[start]
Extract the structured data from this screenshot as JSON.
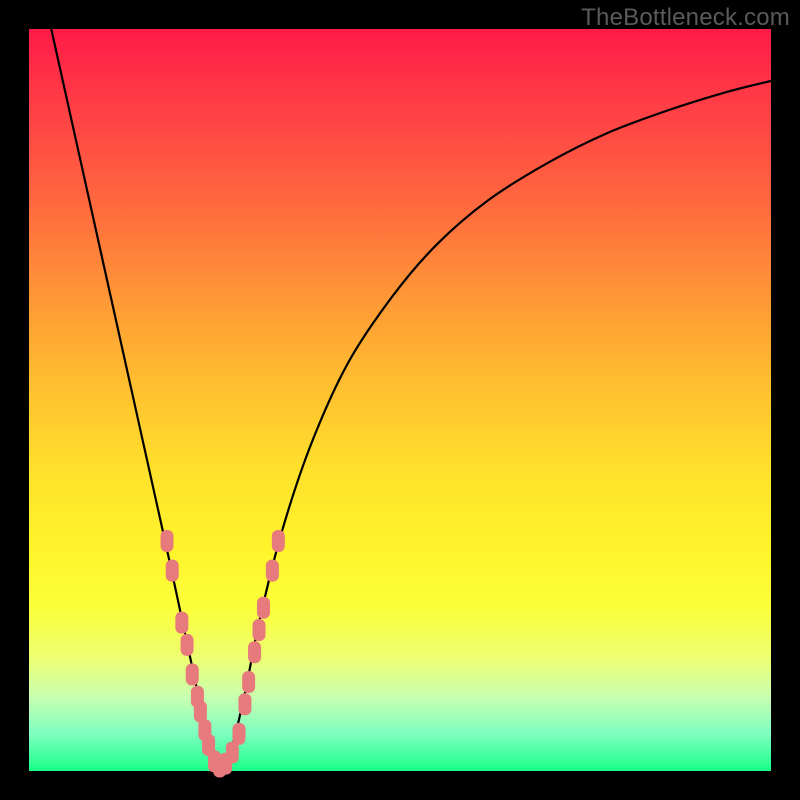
{
  "watermark": "TheBottleneck.com",
  "colors": {
    "frame": "#000000",
    "curve": "#000000",
    "marker_fill": "#e77a7c",
    "marker_stroke": "#d9666a"
  },
  "chart_data": {
    "type": "line",
    "title": "",
    "xlabel": "",
    "ylabel": "",
    "xlim": [
      0,
      100
    ],
    "ylim": [
      0,
      100
    ],
    "series": [
      {
        "name": "bottleneck-curve",
        "x": [
          3,
          5,
          7,
          9,
          11,
          13,
          15,
          17,
          19,
          20.5,
          22,
          23.3,
          24.5,
          25.7,
          27,
          29,
          31,
          34,
          38,
          43,
          49,
          55,
          62,
          70,
          78,
          86,
          94,
          100
        ],
        "y": [
          100,
          91,
          82,
          73,
          64,
          55,
          46,
          37,
          28,
          21,
          14,
          8,
          3,
          0.5,
          2,
          10,
          20,
          32,
          44,
          55,
          64,
          71,
          77,
          82,
          86,
          89,
          91.5,
          93
        ]
      }
    ],
    "markers": {
      "name": "highlight-points",
      "shape": "rounded-rect",
      "points": [
        {
          "x": 18.6,
          "y": 31
        },
        {
          "x": 19.3,
          "y": 27
        },
        {
          "x": 20.6,
          "y": 20
        },
        {
          "x": 21.3,
          "y": 17
        },
        {
          "x": 22.0,
          "y": 13
        },
        {
          "x": 22.7,
          "y": 10
        },
        {
          "x": 23.1,
          "y": 8
        },
        {
          "x": 23.7,
          "y": 5.5
        },
        {
          "x": 24.2,
          "y": 3.5
        },
        {
          "x": 25.0,
          "y": 1.3
        },
        {
          "x": 25.7,
          "y": 0.6
        },
        {
          "x": 26.5,
          "y": 1.0
        },
        {
          "x": 27.4,
          "y": 2.5
        },
        {
          "x": 28.3,
          "y": 5
        },
        {
          "x": 29.1,
          "y": 9
        },
        {
          "x": 29.6,
          "y": 12
        },
        {
          "x": 30.4,
          "y": 16
        },
        {
          "x": 31.0,
          "y": 19
        },
        {
          "x": 31.6,
          "y": 22
        },
        {
          "x": 32.8,
          "y": 27
        },
        {
          "x": 33.6,
          "y": 31
        }
      ]
    }
  }
}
[end]
TASK DESCRIPTION: Omit the pictures. Output every record above word for word.

ANSWER TO THIS PROBLEM:
Extract the structured data from this screenshot as JSON.
{
  "watermark": "TheBottleneck.com",
  "colors": {
    "frame": "#000000",
    "curve": "#000000",
    "marker_fill": "#e77a7c",
    "marker_stroke": "#d9666a"
  },
  "chart_data": {
    "type": "line",
    "title": "",
    "xlabel": "",
    "ylabel": "",
    "xlim": [
      0,
      100
    ],
    "ylim": [
      0,
      100
    ],
    "series": [
      {
        "name": "bottleneck-curve",
        "x": [
          3,
          5,
          7,
          9,
          11,
          13,
          15,
          17,
          19,
          20.5,
          22,
          23.3,
          24.5,
          25.7,
          27,
          29,
          31,
          34,
          38,
          43,
          49,
          55,
          62,
          70,
          78,
          86,
          94,
          100
        ],
        "y": [
          100,
          91,
          82,
          73,
          64,
          55,
          46,
          37,
          28,
          21,
          14,
          8,
          3,
          0.5,
          2,
          10,
          20,
          32,
          44,
          55,
          64,
          71,
          77,
          82,
          86,
          89,
          91.5,
          93
        ]
      }
    ],
    "markers": {
      "name": "highlight-points",
      "shape": "rounded-rect",
      "points": [
        {
          "x": 18.6,
          "y": 31
        },
        {
          "x": 19.3,
          "y": 27
        },
        {
          "x": 20.6,
          "y": 20
        },
        {
          "x": 21.3,
          "y": 17
        },
        {
          "x": 22.0,
          "y": 13
        },
        {
          "x": 22.7,
          "y": 10
        },
        {
          "x": 23.1,
          "y": 8
        },
        {
          "x": 23.7,
          "y": 5.5
        },
        {
          "x": 24.2,
          "y": 3.5
        },
        {
          "x": 25.0,
          "y": 1.3
        },
        {
          "x": 25.7,
          "y": 0.6
        },
        {
          "x": 26.5,
          "y": 1.0
        },
        {
          "x": 27.4,
          "y": 2.5
        },
        {
          "x": 28.3,
          "y": 5
        },
        {
          "x": 29.1,
          "y": 9
        },
        {
          "x": 29.6,
          "y": 12
        },
        {
          "x": 30.4,
          "y": 16
        },
        {
          "x": 31.0,
          "y": 19
        },
        {
          "x": 31.6,
          "y": 22
        },
        {
          "x": 32.8,
          "y": 27
        },
        {
          "x": 33.6,
          "y": 31
        }
      ]
    }
  }
}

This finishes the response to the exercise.